## Problem statement
What is the number of lines in the data holding the word "once"? Give that number by itself.

= = =

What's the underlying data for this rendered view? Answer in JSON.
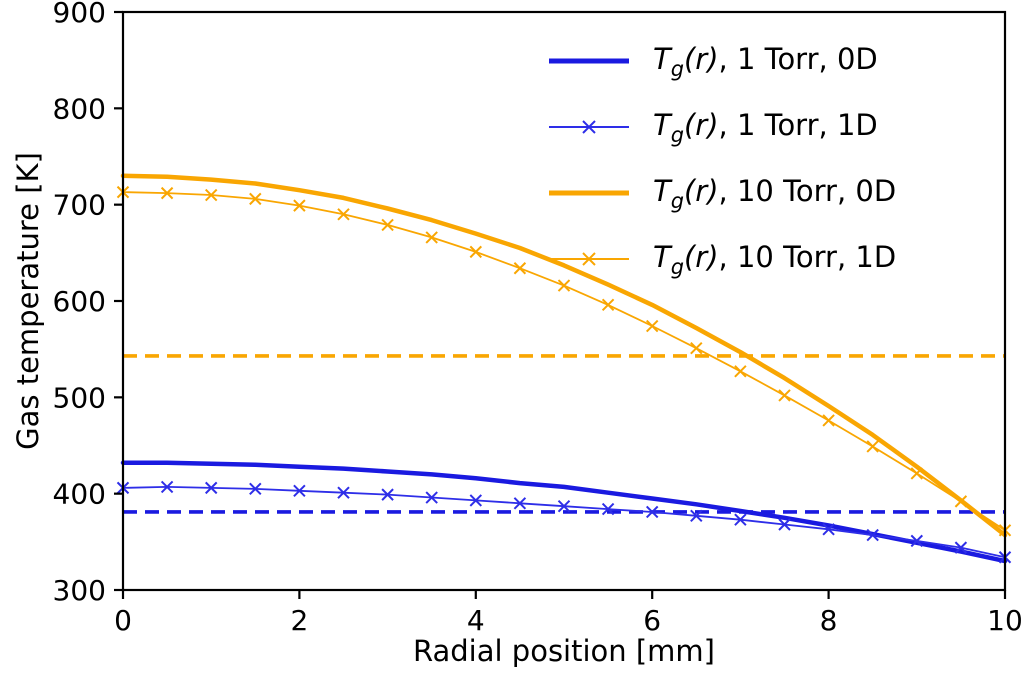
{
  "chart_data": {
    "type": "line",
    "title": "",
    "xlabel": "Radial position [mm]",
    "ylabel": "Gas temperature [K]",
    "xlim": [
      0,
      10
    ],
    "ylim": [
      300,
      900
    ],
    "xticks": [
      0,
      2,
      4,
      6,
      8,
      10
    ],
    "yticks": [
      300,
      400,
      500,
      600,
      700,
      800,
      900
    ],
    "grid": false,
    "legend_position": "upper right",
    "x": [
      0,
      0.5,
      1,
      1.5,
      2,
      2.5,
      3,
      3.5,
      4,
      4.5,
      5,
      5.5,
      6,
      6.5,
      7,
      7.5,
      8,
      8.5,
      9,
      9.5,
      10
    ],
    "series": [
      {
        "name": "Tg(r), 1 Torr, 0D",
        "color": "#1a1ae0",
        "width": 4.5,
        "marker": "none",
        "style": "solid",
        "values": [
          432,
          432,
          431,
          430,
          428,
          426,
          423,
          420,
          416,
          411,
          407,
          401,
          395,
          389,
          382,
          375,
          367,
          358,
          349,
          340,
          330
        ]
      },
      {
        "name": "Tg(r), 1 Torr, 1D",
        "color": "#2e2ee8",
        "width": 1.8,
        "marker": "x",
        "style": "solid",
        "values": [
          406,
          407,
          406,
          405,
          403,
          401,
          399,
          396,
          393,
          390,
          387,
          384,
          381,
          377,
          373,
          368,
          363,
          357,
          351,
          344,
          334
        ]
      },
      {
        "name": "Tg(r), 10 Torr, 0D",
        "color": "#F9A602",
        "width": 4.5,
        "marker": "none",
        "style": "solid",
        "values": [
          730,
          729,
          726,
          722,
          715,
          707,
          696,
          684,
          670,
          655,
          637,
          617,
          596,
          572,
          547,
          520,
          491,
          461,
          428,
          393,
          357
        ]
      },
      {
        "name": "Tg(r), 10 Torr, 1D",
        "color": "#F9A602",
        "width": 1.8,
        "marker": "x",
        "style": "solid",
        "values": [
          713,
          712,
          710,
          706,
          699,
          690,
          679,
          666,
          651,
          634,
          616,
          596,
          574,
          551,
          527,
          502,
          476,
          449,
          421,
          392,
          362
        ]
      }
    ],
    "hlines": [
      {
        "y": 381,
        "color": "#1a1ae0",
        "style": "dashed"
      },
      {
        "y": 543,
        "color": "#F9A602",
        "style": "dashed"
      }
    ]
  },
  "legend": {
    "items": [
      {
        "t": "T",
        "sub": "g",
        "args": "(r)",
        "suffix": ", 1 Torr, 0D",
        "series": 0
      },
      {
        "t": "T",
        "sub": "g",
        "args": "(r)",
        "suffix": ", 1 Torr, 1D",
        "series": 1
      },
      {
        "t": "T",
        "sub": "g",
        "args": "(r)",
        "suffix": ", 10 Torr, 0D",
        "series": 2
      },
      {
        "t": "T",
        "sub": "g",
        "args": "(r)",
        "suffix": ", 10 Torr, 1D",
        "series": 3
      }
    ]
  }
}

= = =

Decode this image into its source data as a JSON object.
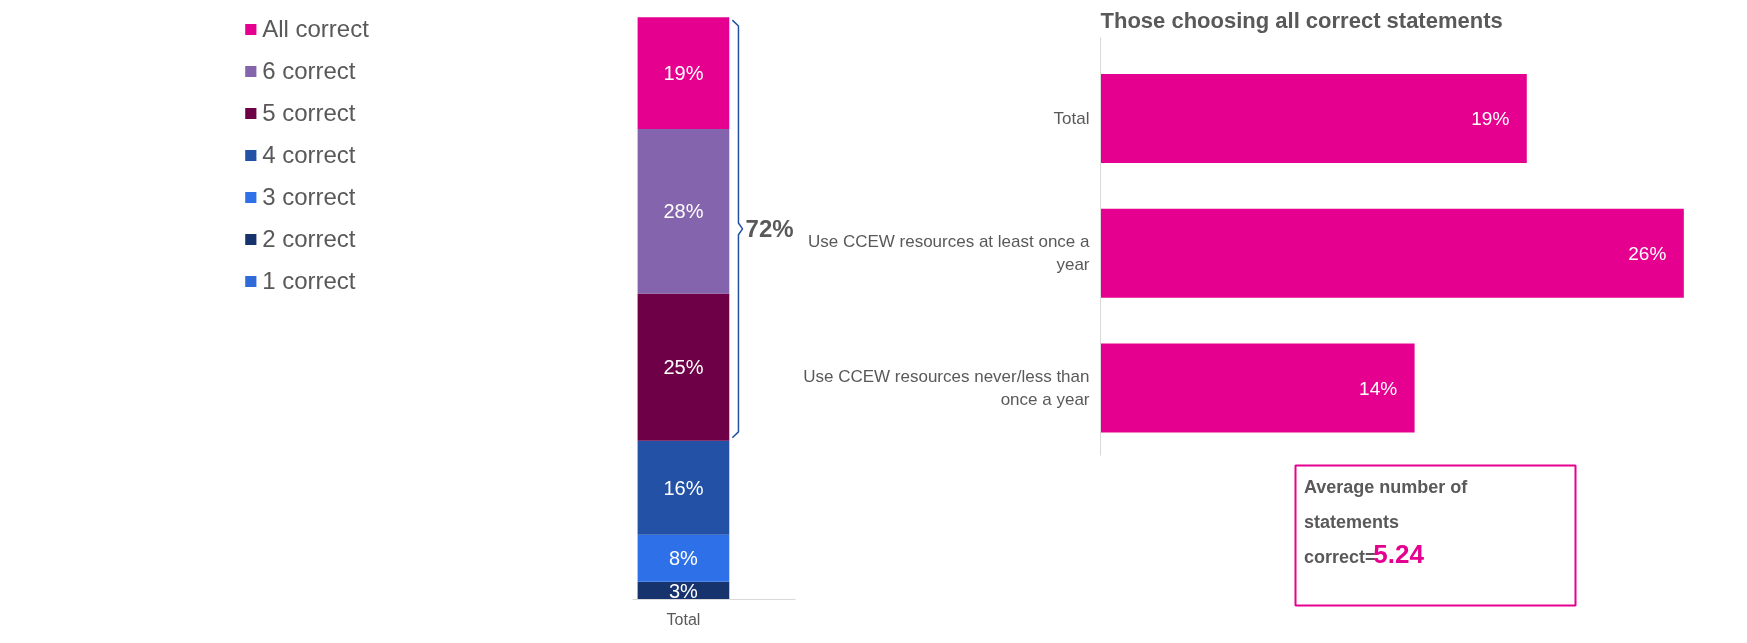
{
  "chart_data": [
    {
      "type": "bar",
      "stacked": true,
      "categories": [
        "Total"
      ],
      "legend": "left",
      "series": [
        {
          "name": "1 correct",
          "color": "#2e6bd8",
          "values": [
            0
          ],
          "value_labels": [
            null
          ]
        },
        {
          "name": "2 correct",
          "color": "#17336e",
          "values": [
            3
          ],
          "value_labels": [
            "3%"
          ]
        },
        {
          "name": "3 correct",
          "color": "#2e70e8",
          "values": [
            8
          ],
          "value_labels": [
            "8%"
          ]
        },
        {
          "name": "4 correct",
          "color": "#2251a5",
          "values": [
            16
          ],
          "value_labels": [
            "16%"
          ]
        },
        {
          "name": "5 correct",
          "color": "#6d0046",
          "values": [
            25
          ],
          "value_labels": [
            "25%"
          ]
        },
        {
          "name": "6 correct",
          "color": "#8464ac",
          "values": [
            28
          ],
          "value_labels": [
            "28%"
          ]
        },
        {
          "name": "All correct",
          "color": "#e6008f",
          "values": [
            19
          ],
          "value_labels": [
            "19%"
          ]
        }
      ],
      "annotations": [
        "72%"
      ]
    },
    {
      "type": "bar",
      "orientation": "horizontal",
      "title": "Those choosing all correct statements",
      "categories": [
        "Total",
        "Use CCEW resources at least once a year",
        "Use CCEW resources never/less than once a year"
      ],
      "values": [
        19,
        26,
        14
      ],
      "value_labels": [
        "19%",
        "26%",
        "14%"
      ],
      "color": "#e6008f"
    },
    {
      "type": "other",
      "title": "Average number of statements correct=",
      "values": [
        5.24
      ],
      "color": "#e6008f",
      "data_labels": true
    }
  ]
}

= = =

## Exercise output
2